Reproduce each line bearing the word "title".

####################

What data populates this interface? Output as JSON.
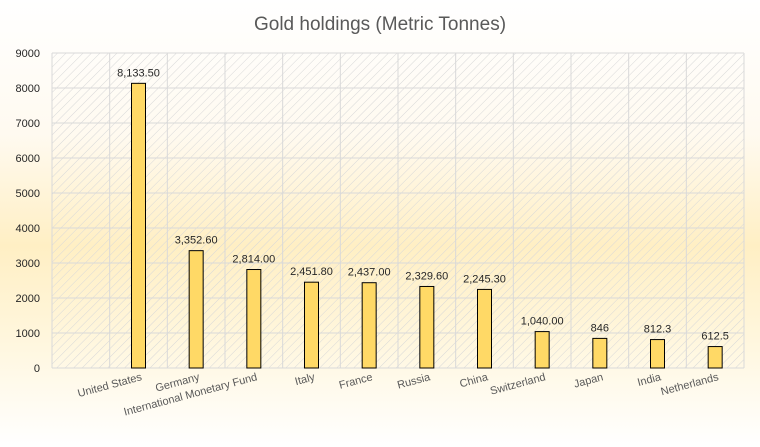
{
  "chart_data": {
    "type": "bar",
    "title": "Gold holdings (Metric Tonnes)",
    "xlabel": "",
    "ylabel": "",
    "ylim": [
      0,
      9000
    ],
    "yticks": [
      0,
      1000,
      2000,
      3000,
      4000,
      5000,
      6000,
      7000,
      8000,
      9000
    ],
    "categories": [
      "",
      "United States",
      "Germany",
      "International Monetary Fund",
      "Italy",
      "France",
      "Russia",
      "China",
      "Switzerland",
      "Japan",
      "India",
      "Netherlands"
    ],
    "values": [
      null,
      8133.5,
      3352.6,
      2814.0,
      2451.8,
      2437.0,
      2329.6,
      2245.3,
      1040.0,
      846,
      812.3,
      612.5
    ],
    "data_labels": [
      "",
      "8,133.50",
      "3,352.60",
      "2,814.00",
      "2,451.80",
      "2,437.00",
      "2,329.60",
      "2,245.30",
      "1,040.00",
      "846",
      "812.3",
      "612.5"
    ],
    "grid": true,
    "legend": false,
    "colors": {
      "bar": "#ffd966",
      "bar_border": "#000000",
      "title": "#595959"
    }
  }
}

####################

* Exercise result
    "title": "Gold holdings (Metric Tonnes)",
      "title": "#595959"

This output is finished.